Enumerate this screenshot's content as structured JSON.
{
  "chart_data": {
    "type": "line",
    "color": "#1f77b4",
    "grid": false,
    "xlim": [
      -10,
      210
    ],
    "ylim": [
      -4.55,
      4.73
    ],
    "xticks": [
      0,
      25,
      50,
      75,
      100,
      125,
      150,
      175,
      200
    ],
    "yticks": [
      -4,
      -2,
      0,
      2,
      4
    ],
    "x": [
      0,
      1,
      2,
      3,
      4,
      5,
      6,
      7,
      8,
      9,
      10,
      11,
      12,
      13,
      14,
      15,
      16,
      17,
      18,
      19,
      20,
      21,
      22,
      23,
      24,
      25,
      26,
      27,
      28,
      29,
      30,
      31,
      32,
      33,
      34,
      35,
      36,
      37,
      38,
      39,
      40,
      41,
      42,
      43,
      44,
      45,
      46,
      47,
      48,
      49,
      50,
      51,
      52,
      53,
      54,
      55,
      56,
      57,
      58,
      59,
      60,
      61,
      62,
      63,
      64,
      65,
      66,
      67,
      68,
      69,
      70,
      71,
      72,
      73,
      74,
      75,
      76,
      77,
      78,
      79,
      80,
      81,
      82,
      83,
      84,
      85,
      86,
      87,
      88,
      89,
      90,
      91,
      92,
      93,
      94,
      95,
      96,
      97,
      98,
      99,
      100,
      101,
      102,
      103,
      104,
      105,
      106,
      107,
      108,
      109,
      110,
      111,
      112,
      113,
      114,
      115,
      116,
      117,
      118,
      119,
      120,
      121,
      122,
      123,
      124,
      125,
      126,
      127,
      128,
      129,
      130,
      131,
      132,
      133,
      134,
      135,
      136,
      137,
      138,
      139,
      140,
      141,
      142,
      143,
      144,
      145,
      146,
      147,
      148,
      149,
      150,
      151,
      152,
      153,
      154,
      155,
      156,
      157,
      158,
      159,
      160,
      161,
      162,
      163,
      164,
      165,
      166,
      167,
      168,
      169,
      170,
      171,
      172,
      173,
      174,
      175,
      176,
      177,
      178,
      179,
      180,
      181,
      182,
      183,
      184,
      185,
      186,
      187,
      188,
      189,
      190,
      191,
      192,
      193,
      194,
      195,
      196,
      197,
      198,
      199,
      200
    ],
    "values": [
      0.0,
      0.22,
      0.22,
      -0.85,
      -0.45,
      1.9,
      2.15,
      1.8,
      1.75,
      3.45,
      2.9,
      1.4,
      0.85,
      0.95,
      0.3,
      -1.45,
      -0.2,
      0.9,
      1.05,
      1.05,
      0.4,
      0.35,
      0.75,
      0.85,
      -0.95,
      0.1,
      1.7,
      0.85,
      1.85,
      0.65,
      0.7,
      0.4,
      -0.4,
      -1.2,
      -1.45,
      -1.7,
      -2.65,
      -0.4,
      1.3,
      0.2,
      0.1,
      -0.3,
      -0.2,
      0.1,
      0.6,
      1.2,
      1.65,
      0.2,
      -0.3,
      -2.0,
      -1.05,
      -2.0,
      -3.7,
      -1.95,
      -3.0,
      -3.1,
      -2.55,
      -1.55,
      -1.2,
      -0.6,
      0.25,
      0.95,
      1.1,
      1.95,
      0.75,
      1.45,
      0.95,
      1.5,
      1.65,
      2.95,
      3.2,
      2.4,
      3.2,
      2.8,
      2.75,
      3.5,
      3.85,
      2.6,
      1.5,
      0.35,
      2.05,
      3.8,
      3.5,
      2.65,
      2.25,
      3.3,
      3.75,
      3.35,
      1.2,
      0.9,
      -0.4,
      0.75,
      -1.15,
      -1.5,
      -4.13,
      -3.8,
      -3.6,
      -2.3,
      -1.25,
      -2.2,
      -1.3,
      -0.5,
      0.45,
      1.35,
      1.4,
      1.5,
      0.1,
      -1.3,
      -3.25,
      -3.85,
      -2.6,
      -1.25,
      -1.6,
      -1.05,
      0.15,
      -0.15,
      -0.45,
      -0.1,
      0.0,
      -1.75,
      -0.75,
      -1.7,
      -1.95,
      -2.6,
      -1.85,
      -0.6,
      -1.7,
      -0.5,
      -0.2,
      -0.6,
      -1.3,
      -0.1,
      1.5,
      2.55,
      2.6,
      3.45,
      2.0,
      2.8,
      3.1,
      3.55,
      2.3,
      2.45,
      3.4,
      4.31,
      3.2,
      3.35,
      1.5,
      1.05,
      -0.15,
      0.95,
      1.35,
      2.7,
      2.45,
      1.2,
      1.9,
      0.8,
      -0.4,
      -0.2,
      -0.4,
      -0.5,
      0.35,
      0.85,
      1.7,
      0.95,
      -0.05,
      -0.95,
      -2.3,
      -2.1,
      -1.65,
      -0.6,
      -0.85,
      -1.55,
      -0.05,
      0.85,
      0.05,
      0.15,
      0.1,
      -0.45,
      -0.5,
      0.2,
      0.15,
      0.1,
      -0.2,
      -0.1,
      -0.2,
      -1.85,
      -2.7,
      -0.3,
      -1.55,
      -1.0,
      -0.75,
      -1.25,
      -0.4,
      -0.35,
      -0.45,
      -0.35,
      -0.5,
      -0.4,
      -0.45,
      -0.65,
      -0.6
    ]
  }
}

· · ·

[DIRECTIONS FOR THIS TASK]
Repeat the lines above exactly.

[EXERCISE RESULT]
Enumerate this screenshot's content as structured JSON.
{
  "chart_data": {
    "type": "line",
    "color": "#1f77b4",
    "grid": false,
    "xlim": [
      -10,
      210
    ],
    "ylim": [
      -4.55,
      4.73
    ],
    "xticks": [
      0,
      25,
      50,
      75,
      100,
      125,
      150,
      175,
      200
    ],
    "yticks": [
      -4,
      -2,
      0,
      2,
      4
    ],
    "x": [
      0,
      1,
      2,
      3,
      4,
      5,
      6,
      7,
      8,
      9,
      10,
      11,
      12,
      13,
      14,
      15,
      16,
      17,
      18,
      19,
      20,
      21,
      22,
      23,
      24,
      25,
      26,
      27,
      28,
      29,
      30,
      31,
      32,
      33,
      34,
      35,
      36,
      37,
      38,
      39,
      40,
      41,
      42,
      43,
      44,
      45,
      46,
      47,
      48,
      49,
      50,
      51,
      52,
      53,
      54,
      55,
      56,
      57,
      58,
      59,
      60,
      61,
      62,
      63,
      64,
      65,
      66,
      67,
      68,
      69,
      70,
      71,
      72,
      73,
      74,
      75,
      76,
      77,
      78,
      79,
      80,
      81,
      82,
      83,
      84,
      85,
      86,
      87,
      88,
      89,
      90,
      91,
      92,
      93,
      94,
      95,
      96,
      97,
      98,
      99,
      100,
      101,
      102,
      103,
      104,
      105,
      106,
      107,
      108,
      109,
      110,
      111,
      112,
      113,
      114,
      115,
      116,
      117,
      118,
      119,
      120,
      121,
      122,
      123,
      124,
      125,
      126,
      127,
      128,
      129,
      130,
      131,
      132,
      133,
      134,
      135,
      136,
      137,
      138,
      139,
      140,
      141,
      142,
      143,
      144,
      145,
      146,
      147,
      148,
      149,
      150,
      151,
      152,
      153,
      154,
      155,
      156,
      157,
      158,
      159,
      160,
      161,
      162,
      163,
      164,
      165,
      166,
      167,
      168,
      169,
      170,
      171,
      172,
      173,
      174,
      175,
      176,
      177,
      178,
      179,
      180,
      181,
      182,
      183,
      184,
      185,
      186,
      187,
      188,
      189,
      190,
      191,
      192,
      193,
      194,
      195,
      196,
      197,
      198,
      199,
      200
    ],
    "values": [
      0.0,
      0.22,
      0.22,
      -0.85,
      -0.45,
      1.9,
      2.15,
      1.8,
      1.75,
      3.45,
      2.9,
      1.4,
      0.85,
      0.95,
      0.3,
      -1.45,
      -0.2,
      0.9,
      1.05,
      1.05,
      0.4,
      0.35,
      0.75,
      0.85,
      -0.95,
      0.1,
      1.7,
      0.85,
      1.85,
      0.65,
      0.7,
      0.4,
      -0.4,
      -1.2,
      -1.45,
      -1.7,
      -2.65,
      -0.4,
      1.3,
      0.2,
      0.1,
      -0.3,
      -0.2,
      0.1,
      0.6,
      1.2,
      1.65,
      0.2,
      -0.3,
      -2.0,
      -1.05,
      -2.0,
      -3.7,
      -1.95,
      -3.0,
      -3.1,
      -2.55,
      -1.55,
      -1.2,
      -0.6,
      0.25,
      0.95,
      1.1,
      1.95,
      0.75,
      1.45,
      0.95,
      1.5,
      1.65,
      2.95,
      3.2,
      2.4,
      3.2,
      2.8,
      2.75,
      3.5,
      3.85,
      2.6,
      1.5,
      0.35,
      2.05,
      3.8,
      3.5,
      2.65,
      2.25,
      3.3,
      3.75,
      3.35,
      1.2,
      0.9,
      -0.4,
      0.75,
      -1.15,
      -1.5,
      -4.13,
      -3.8,
      -3.6,
      -2.3,
      -1.25,
      -2.2,
      -1.3,
      -0.5,
      0.45,
      1.35,
      1.4,
      1.5,
      0.1,
      -1.3,
      -3.25,
      -3.85,
      -2.6,
      -1.25,
      -1.6,
      -1.05,
      0.15,
      -0.15,
      -0.45,
      -0.1,
      0.0,
      -1.75,
      -0.75,
      -1.7,
      -1.95,
      -2.6,
      -1.85,
      -0.6,
      -1.7,
      -0.5,
      -0.2,
      -0.6,
      -1.3,
      -0.1,
      1.5,
      2.55,
      2.6,
      3.45,
      2.0,
      2.8,
      3.1,
      3.55,
      2.3,
      2.45,
      3.4,
      4.31,
      3.2,
      3.35,
      1.5,
      1.05,
      -0.15,
      0.95,
      1.35,
      2.7,
      2.45,
      1.2,
      1.9,
      0.8,
      -0.4,
      -0.2,
      -0.4,
      -0.5,
      0.35,
      0.85,
      1.7,
      0.95,
      -0.05,
      -0.95,
      -2.3,
      -2.1,
      -1.65,
      -0.6,
      -0.85,
      -1.55,
      -0.05,
      0.85,
      0.05,
      0.15,
      0.1,
      -0.45,
      -0.5,
      0.2,
      0.15,
      0.1,
      -0.2,
      -0.1,
      -0.2,
      -1.85,
      -2.7,
      -0.3,
      -1.55,
      -1.0,
      -0.75,
      -1.25,
      -0.4,
      -0.35,
      -0.45,
      -0.35,
      -0.5,
      -0.4,
      -0.45,
      -0.65,
      -0.6
    ]
  }
}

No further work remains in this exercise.